• _Task objective_
Using the listing below, extract each line that has the word "également" in it.

START Material for this exercise

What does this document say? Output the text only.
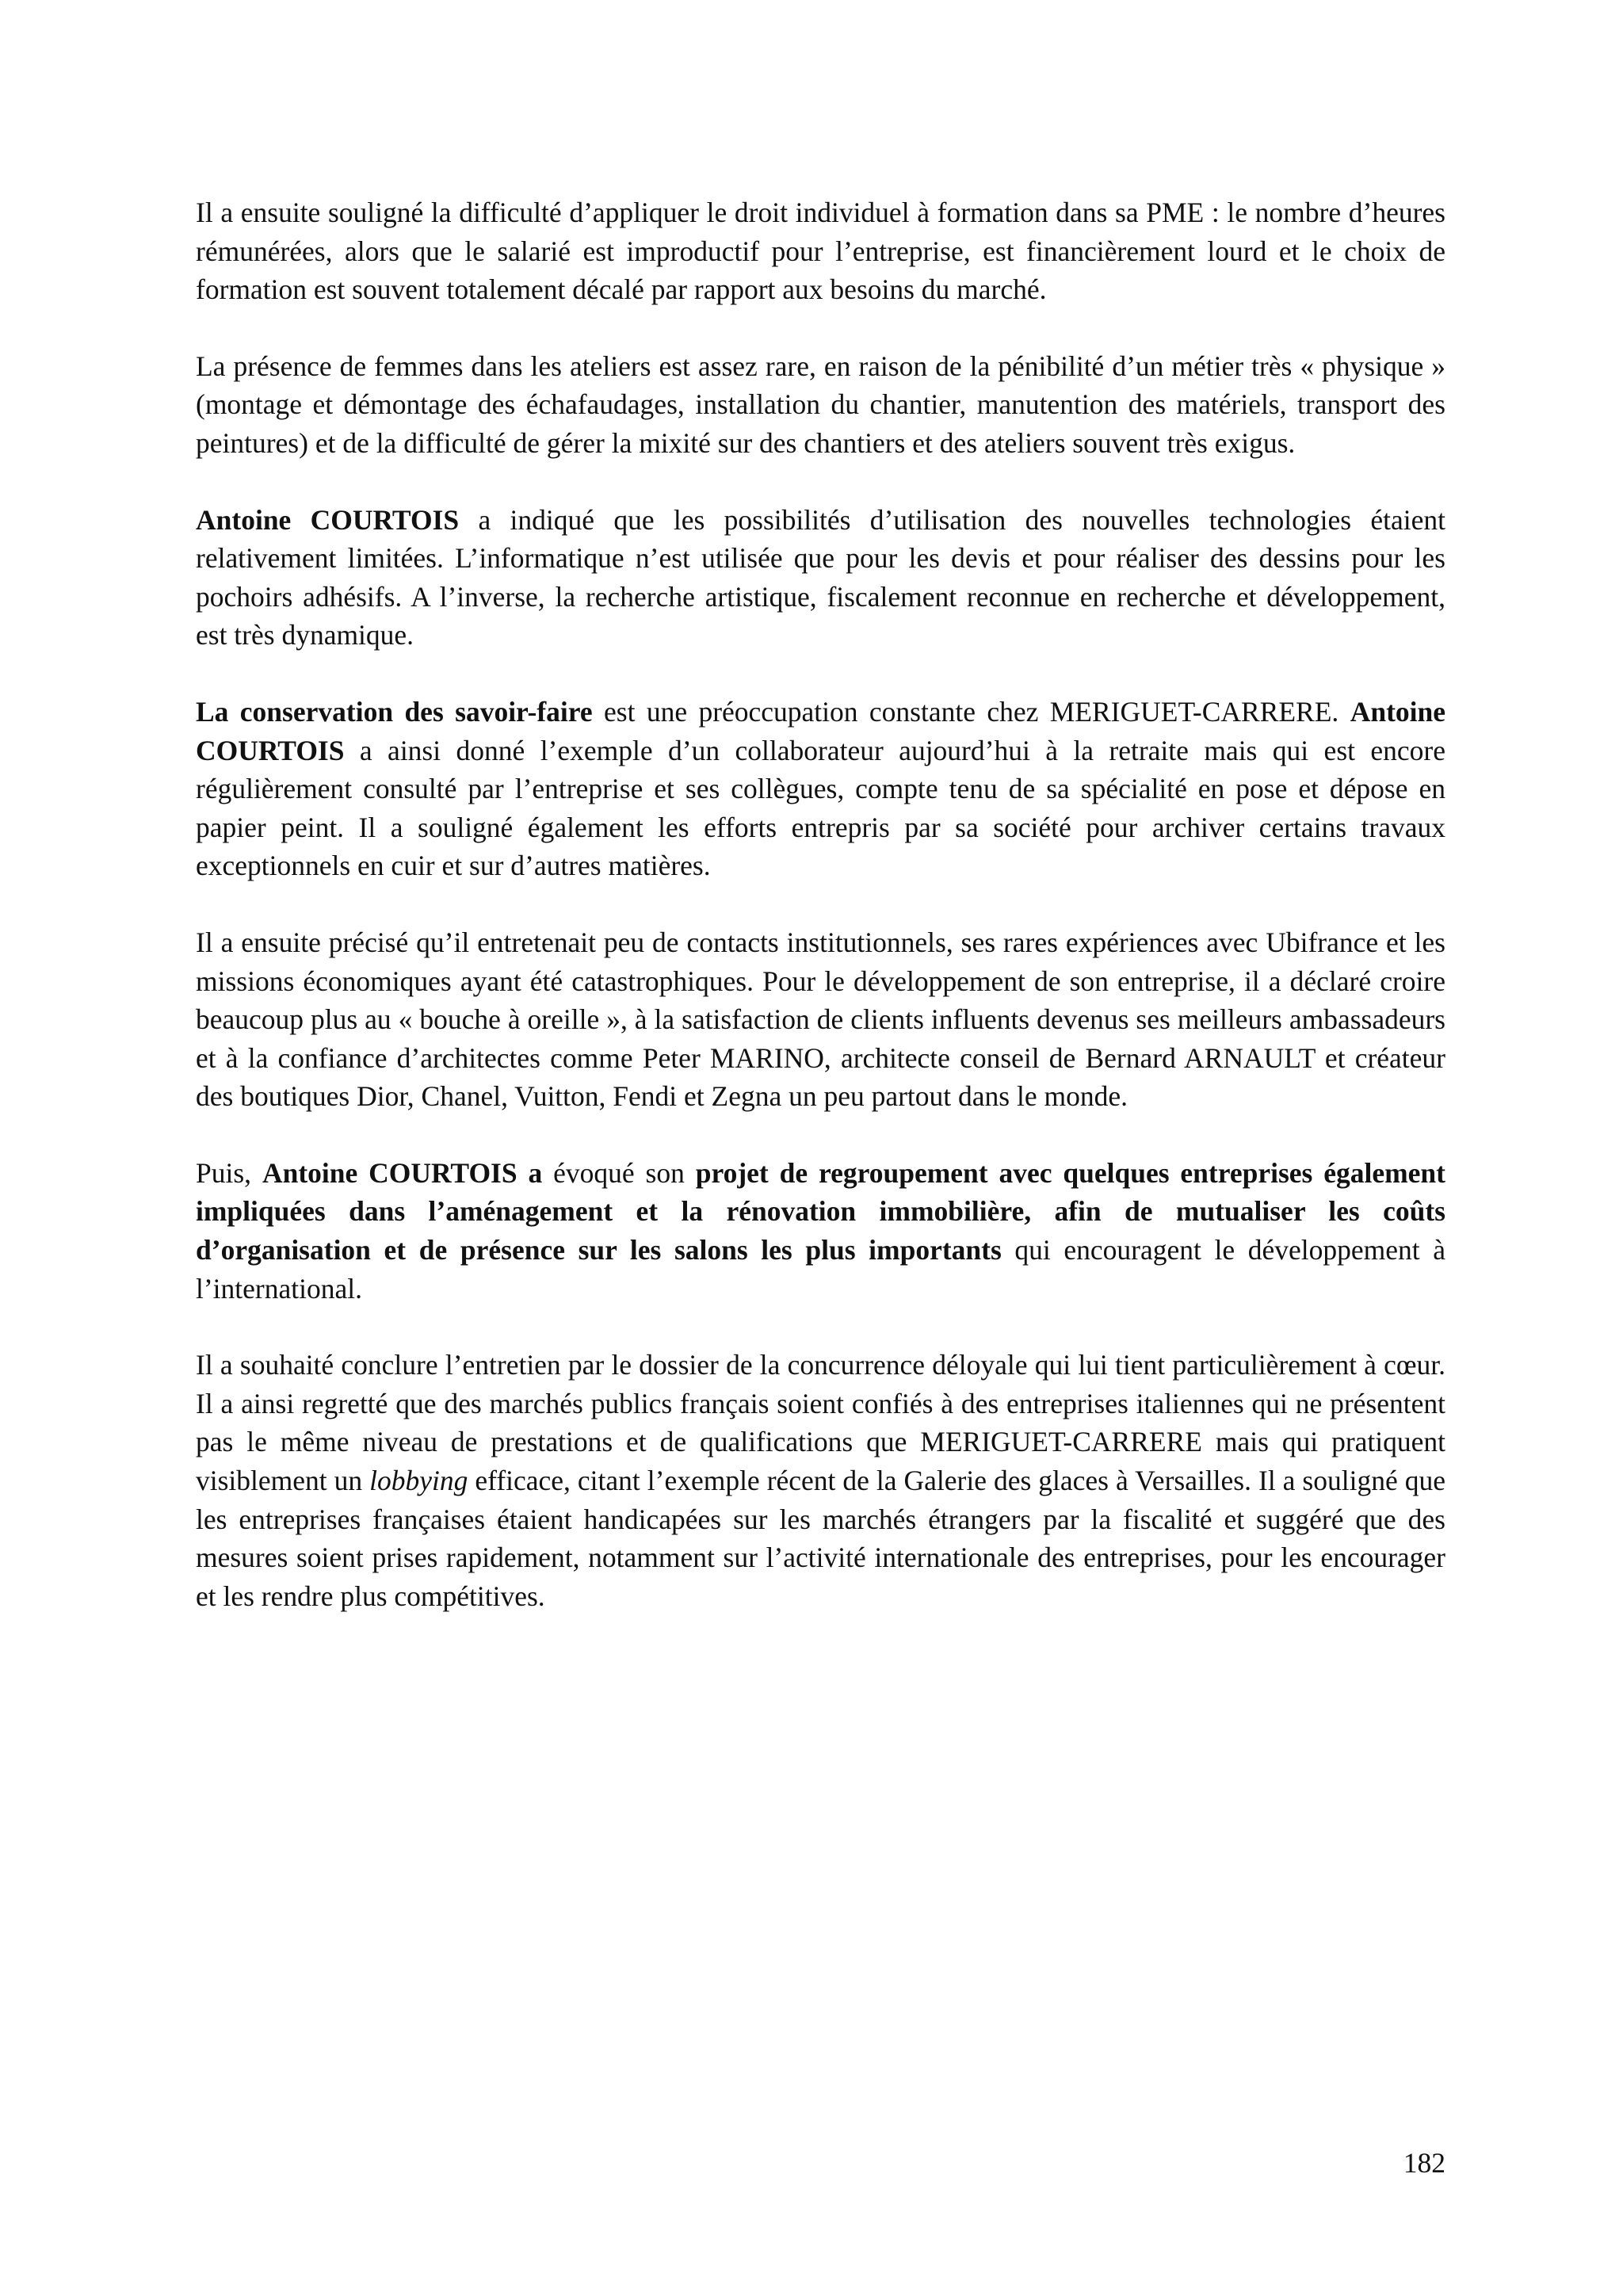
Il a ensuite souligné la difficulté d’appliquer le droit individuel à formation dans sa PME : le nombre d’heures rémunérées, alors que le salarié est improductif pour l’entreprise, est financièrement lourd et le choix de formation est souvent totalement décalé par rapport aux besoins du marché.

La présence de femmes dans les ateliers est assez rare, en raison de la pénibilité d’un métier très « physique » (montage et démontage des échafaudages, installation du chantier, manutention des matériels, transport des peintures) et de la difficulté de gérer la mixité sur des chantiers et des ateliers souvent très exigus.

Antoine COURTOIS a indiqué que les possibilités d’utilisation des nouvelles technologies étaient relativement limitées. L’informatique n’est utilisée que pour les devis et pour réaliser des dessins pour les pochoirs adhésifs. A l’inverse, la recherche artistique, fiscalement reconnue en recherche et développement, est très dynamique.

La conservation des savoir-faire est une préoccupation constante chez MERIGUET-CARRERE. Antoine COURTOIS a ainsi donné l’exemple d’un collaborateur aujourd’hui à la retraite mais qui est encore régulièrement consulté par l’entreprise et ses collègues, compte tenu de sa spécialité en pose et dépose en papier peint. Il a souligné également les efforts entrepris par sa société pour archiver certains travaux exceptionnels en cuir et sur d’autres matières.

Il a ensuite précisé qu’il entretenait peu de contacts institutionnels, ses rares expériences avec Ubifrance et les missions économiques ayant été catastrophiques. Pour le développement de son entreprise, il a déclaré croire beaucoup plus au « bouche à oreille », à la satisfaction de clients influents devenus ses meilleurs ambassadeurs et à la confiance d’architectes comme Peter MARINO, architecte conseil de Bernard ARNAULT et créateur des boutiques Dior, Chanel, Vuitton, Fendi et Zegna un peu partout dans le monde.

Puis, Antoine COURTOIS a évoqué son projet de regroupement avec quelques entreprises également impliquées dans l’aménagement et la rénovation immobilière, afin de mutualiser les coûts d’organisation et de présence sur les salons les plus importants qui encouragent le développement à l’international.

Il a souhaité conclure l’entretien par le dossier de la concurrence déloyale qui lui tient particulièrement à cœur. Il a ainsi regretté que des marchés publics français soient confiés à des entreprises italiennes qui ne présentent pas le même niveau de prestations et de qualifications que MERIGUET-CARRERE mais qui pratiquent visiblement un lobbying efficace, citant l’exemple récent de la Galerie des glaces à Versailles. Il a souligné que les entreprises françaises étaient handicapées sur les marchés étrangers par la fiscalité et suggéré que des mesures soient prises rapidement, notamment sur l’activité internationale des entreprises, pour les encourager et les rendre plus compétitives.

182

END Material for this exercise
START Material for this exercise

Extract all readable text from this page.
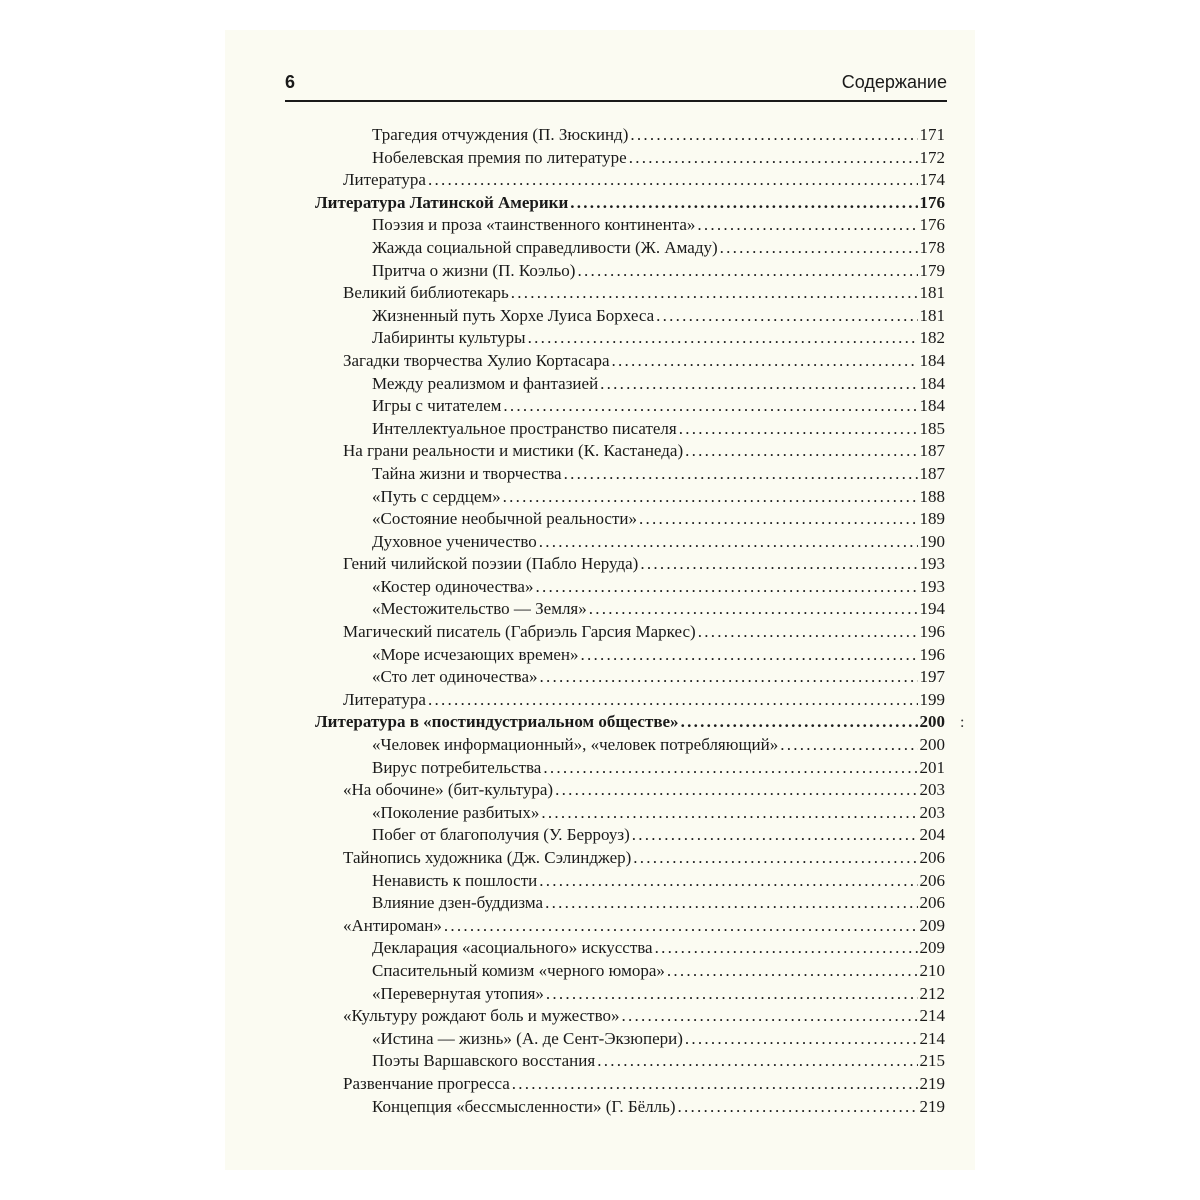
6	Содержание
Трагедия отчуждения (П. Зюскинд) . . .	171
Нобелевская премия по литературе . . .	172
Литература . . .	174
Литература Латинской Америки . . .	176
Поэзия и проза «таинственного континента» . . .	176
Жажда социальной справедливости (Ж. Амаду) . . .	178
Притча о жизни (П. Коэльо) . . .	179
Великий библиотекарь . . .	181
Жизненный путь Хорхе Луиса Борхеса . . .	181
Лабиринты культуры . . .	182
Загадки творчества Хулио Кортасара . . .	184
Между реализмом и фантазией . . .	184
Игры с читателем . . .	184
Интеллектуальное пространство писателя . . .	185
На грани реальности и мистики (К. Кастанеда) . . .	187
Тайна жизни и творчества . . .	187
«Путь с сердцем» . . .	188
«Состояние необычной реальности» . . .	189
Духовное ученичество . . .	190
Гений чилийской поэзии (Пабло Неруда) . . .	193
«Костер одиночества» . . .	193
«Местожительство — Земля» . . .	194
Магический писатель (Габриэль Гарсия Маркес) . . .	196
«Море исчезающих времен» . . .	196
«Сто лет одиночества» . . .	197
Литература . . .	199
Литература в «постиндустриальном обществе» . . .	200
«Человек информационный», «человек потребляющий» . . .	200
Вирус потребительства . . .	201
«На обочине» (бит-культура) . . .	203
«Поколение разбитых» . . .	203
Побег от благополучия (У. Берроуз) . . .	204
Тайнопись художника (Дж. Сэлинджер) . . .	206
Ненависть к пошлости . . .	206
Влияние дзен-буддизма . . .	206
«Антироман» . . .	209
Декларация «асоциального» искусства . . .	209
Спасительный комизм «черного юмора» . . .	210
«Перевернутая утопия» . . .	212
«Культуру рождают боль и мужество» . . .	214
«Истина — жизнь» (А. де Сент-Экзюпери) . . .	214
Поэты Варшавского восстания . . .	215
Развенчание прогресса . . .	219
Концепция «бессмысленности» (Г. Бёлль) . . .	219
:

END Material for this exercise

• _Solution for this task_
La conservation des savoir-faire est une préoccupation constante chez MERIGUET-CARRERE. Antoine COURTOIS a ainsi donné l’exemple d’un collaborateur aujourd’hui à la retraite mais qui est encore régulièrement consulté par l’entreprise et ses collègues, compte tenu de sa spécialité en pose et dépose en papier peint. Il a souligné également les efforts entrepris par sa société pour archiver certains travaux exceptionnels en cuir et sur d’autres matières.
Puis, Antoine COURTOIS a évoqué son projet de regroupement avec quelques entreprises également impliquées dans l’aménagement et la rénovation immobilière, afin de mutualiser les coûts d’organisation et de présence sur les salons les plus importants qui encouragent le développement à l’international.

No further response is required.